**Material provided**
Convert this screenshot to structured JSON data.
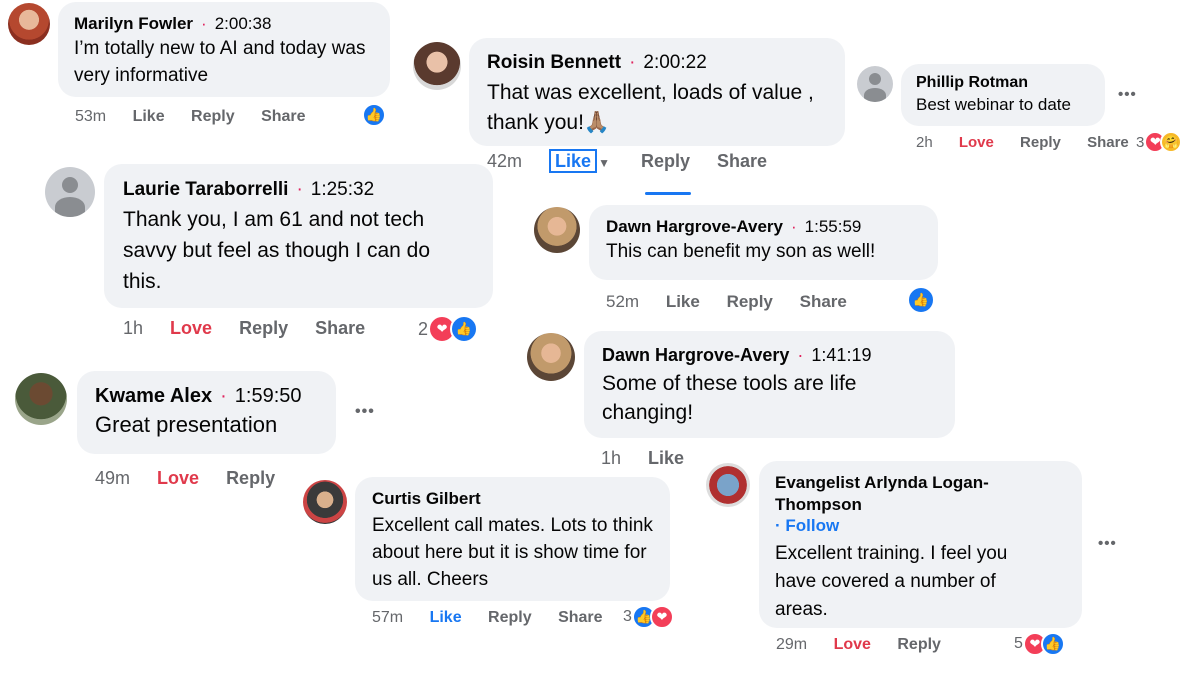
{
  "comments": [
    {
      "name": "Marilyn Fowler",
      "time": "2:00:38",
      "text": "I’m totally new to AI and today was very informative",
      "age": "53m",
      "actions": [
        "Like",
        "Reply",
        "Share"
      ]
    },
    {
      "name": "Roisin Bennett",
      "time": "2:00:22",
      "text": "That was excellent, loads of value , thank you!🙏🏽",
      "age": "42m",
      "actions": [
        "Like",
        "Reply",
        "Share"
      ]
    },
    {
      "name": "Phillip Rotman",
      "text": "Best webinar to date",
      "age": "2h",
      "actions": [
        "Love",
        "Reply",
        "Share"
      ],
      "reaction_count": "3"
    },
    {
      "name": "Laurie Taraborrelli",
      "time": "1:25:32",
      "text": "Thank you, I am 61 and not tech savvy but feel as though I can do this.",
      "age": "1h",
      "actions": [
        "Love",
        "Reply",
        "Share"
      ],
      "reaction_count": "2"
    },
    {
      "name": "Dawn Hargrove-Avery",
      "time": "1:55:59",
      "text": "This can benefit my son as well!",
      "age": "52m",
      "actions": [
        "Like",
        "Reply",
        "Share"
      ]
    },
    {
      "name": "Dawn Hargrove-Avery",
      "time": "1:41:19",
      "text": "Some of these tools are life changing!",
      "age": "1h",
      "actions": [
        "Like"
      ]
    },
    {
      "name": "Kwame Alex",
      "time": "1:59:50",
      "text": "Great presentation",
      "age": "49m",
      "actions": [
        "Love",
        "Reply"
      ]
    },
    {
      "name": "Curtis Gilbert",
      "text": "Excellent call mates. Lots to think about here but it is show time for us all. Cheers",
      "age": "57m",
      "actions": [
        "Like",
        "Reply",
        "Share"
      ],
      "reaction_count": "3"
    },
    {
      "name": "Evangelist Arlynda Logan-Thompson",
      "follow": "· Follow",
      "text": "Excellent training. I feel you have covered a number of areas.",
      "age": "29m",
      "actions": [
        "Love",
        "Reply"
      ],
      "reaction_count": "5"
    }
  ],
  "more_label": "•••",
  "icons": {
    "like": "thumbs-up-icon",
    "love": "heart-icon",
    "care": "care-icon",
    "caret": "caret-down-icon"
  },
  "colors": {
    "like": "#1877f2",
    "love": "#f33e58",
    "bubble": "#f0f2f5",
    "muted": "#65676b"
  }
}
---
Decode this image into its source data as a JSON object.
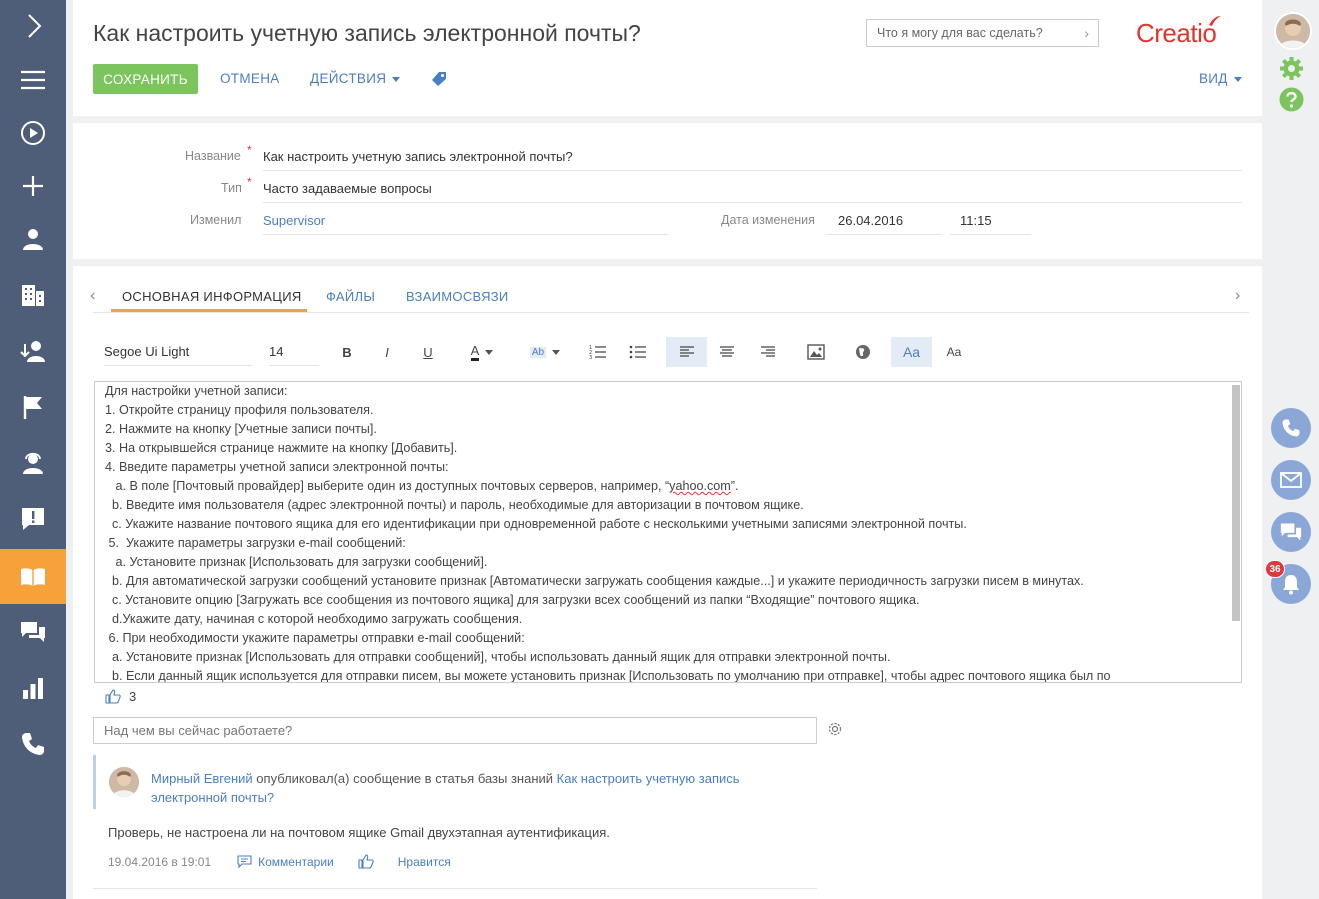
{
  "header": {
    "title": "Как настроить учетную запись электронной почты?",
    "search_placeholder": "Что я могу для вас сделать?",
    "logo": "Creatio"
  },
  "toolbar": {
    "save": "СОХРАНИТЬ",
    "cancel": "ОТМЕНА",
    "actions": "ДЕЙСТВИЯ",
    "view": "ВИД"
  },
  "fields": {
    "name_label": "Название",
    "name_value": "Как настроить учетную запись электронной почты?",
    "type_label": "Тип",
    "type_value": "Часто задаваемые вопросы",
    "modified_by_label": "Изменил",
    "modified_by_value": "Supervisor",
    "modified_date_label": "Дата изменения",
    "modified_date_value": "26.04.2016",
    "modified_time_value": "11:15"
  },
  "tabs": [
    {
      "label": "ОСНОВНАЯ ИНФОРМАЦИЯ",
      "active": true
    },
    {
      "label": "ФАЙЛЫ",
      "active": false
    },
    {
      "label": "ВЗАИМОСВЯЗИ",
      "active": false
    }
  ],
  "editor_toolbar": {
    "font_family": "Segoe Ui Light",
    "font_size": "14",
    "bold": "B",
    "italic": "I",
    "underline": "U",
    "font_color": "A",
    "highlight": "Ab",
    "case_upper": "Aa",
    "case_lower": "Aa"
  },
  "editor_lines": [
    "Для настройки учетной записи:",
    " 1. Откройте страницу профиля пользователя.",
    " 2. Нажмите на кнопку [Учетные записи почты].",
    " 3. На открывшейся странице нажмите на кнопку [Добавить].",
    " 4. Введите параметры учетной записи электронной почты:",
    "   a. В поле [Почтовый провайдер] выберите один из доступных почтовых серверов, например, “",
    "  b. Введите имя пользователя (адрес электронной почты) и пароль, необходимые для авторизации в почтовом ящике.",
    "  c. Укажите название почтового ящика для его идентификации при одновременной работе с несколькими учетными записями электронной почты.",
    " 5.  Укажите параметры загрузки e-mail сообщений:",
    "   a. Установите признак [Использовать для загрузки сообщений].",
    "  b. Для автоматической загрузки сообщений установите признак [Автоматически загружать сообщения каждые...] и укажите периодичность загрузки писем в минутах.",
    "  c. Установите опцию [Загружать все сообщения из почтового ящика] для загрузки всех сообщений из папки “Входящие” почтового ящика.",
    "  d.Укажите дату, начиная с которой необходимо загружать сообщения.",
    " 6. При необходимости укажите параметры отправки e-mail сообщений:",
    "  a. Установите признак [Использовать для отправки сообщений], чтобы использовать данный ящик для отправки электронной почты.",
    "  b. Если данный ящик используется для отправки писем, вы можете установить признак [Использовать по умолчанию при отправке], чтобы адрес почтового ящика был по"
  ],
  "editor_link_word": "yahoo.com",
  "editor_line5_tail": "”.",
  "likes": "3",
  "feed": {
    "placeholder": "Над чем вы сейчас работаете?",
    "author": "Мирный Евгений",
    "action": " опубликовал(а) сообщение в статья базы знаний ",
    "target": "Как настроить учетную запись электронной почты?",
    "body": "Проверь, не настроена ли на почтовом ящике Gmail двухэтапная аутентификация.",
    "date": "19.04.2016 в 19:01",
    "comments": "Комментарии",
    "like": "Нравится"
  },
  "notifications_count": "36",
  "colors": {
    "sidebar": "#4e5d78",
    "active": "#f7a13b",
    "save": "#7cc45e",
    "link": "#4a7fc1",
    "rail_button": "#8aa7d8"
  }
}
--
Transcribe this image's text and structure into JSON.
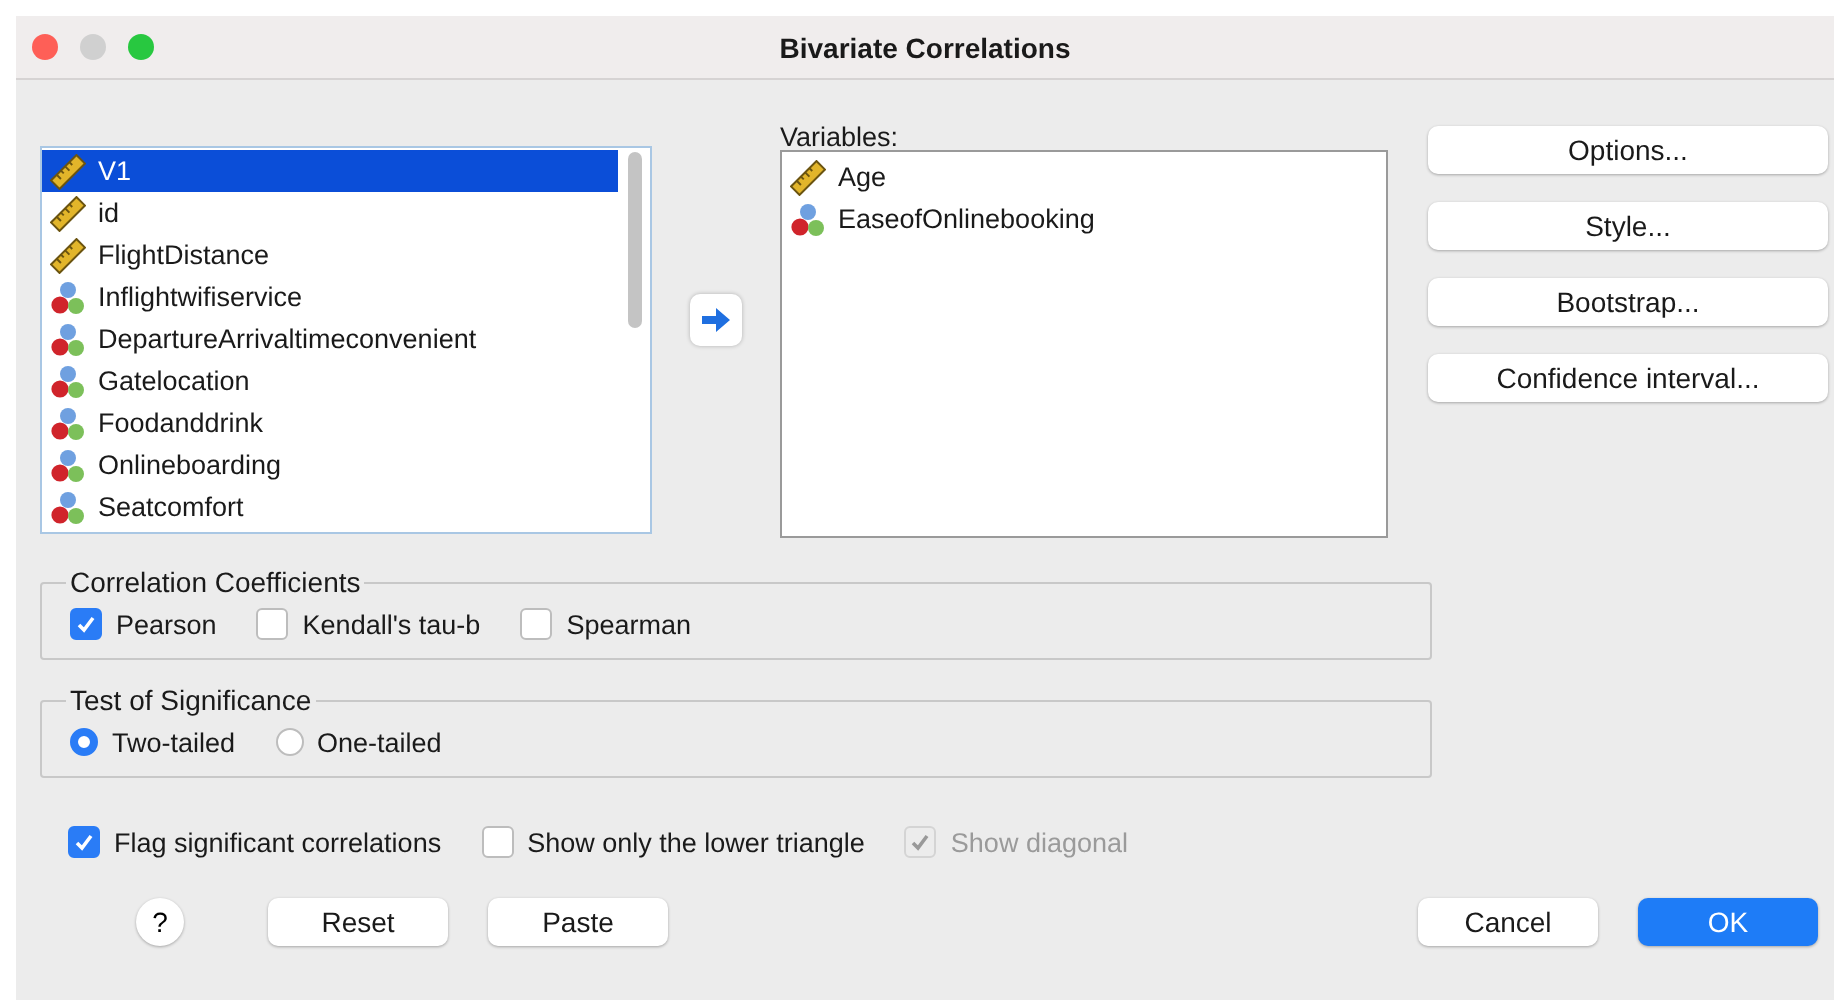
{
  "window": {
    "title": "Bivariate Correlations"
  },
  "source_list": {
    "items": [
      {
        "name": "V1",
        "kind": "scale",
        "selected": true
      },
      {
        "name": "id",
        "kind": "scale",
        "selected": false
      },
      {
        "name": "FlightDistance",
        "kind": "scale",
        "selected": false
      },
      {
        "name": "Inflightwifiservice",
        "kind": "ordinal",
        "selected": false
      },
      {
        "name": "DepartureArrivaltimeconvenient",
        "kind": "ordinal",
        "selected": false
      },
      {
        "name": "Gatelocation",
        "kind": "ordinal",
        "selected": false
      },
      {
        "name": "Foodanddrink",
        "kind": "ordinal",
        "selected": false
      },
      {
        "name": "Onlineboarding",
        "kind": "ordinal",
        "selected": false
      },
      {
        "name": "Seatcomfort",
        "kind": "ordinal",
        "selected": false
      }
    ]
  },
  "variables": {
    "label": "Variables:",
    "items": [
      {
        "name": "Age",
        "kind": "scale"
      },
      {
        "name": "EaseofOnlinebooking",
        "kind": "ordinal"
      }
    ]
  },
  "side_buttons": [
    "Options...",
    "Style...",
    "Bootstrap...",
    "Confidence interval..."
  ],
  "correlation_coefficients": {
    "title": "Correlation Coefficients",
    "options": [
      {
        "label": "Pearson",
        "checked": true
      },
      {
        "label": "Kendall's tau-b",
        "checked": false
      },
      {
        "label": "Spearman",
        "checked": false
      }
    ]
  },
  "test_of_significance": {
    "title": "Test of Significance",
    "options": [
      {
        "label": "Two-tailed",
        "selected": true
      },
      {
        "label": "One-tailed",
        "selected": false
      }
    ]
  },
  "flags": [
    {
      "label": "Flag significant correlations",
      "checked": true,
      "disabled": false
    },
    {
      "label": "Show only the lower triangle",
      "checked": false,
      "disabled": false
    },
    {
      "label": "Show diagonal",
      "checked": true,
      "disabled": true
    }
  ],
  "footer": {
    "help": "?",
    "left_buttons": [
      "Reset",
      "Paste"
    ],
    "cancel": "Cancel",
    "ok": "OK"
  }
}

**Task requirements**
Every line in the data that holds "признак" should be copied out.

**Task result**
    "   a. Установите признак [Использовать для загрузки сообщений].",
    "  b. Для автоматической загрузки сообщений установите признак [Автоматически загружать сообщения каждые...] и укажите периодичность загрузки писем в минутах.",
    "  a. Установите признак [Использовать для отправки сообщений], чтобы использовать данный ящик для отправки электронной почты.",
    "  b. Если данный ящик используется для отправки писем, вы можете установить признак [Использовать по умолчанию при отправке], чтобы адрес почтового ящика был по"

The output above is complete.